◆ **AIM**
Copy out each line of the data that holds the word "JSON".

◆ **EXERCISE DATA**
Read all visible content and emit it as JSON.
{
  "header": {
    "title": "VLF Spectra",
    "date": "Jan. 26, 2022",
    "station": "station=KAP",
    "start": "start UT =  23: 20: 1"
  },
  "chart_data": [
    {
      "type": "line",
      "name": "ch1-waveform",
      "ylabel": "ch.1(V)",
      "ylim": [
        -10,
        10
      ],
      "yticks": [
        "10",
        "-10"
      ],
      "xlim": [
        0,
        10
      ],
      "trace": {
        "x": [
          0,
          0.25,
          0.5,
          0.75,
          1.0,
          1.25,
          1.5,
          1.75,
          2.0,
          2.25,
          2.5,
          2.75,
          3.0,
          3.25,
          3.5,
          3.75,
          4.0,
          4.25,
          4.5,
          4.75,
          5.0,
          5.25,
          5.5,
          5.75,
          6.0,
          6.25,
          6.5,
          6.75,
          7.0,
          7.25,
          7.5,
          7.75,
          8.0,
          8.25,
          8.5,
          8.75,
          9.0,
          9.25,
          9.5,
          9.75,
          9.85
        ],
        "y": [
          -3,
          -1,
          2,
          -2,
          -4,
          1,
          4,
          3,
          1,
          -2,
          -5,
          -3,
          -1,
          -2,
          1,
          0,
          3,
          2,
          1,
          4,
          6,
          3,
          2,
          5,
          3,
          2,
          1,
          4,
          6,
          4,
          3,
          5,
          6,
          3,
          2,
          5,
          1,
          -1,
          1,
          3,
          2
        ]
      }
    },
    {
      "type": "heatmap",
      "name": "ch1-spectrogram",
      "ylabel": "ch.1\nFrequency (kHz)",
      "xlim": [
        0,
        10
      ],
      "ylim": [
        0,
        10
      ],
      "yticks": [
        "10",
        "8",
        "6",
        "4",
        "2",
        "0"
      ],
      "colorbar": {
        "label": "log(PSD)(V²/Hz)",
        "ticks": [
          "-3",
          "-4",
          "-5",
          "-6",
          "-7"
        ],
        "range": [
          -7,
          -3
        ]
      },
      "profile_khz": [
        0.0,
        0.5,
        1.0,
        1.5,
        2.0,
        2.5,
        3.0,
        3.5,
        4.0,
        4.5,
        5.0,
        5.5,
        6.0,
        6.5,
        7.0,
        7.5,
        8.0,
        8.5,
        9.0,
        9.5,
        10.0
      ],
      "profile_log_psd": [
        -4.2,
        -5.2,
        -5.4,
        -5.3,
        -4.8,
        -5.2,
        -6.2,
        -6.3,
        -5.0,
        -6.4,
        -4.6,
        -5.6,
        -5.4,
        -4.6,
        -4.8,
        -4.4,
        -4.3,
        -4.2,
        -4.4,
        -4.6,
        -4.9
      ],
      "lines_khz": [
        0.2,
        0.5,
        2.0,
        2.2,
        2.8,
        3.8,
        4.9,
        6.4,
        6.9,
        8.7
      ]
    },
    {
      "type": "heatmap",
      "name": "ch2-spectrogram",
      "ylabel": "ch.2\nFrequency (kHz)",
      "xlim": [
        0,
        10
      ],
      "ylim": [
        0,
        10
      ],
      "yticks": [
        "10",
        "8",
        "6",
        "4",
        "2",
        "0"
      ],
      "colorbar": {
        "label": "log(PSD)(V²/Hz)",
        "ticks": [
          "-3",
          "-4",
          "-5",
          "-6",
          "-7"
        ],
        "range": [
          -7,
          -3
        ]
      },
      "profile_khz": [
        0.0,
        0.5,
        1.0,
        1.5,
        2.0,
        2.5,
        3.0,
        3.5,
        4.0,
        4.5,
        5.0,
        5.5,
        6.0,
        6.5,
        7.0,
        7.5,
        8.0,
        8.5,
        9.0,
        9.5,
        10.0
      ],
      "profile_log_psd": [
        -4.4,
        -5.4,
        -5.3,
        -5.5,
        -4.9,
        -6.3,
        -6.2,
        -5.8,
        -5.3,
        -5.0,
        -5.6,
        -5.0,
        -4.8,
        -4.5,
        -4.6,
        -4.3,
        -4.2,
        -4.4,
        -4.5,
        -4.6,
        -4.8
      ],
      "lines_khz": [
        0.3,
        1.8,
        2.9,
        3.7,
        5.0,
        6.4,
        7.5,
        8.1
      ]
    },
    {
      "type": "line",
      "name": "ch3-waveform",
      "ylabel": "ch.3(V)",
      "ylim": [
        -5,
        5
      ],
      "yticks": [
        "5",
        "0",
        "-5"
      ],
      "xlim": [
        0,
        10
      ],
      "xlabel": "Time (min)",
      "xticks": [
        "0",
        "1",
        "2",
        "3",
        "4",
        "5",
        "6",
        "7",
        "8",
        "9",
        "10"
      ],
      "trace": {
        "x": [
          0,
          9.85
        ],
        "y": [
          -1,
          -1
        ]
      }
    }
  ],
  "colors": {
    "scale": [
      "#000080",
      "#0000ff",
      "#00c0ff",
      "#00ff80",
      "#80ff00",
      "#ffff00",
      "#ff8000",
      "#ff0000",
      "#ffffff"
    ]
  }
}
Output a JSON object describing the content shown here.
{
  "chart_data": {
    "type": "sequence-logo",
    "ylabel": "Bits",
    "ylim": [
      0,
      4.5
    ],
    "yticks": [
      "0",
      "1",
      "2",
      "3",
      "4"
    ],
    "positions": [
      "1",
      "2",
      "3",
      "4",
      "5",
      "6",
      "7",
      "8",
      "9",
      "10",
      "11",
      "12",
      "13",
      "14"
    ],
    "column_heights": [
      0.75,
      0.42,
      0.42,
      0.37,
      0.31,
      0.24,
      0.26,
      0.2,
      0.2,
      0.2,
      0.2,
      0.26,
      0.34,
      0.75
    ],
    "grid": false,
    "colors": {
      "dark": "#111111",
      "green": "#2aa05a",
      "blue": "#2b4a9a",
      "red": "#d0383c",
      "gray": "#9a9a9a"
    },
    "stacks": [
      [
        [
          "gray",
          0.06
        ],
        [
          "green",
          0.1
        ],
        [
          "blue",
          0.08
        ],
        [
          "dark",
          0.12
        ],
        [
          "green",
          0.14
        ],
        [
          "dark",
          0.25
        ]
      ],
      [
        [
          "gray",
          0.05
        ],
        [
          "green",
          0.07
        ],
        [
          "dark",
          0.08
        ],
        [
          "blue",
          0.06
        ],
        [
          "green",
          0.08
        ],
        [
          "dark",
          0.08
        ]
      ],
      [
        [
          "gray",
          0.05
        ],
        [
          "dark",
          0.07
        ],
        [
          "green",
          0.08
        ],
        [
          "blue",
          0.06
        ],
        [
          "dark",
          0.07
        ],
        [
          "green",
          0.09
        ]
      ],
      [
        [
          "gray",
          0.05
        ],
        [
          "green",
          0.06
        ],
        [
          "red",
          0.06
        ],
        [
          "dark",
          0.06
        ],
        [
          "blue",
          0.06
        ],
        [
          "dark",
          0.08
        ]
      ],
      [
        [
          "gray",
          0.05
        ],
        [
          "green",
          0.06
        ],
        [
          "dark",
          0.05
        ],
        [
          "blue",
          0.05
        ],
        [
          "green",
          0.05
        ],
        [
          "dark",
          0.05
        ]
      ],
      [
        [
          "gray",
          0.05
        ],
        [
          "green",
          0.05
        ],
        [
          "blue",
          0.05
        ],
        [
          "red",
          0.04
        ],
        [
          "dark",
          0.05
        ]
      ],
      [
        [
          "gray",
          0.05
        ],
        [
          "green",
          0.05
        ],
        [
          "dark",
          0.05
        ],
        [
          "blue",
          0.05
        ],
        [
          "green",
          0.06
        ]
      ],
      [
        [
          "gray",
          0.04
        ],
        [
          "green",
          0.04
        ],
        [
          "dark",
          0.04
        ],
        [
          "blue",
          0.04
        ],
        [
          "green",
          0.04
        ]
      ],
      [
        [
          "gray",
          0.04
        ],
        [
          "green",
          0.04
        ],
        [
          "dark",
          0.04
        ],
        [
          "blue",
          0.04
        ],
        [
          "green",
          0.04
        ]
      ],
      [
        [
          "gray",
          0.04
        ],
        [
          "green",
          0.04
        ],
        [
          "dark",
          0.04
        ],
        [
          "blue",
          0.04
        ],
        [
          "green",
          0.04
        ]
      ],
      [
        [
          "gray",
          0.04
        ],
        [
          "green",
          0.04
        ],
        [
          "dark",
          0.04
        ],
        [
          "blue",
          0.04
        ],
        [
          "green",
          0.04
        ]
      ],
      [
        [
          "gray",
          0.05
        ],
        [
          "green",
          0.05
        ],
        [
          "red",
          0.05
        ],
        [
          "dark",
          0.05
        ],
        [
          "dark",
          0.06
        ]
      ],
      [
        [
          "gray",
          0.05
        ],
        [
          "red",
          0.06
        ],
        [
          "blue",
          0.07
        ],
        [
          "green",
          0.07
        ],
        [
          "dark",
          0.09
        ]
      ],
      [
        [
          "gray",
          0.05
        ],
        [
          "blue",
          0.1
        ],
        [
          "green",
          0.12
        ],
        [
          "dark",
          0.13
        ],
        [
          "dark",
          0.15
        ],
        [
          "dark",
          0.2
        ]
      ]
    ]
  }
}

◆ **EXERCISE RESPONSE**
Read all visible content and emit it as JSON.
Output a JSON object describing the content shown here.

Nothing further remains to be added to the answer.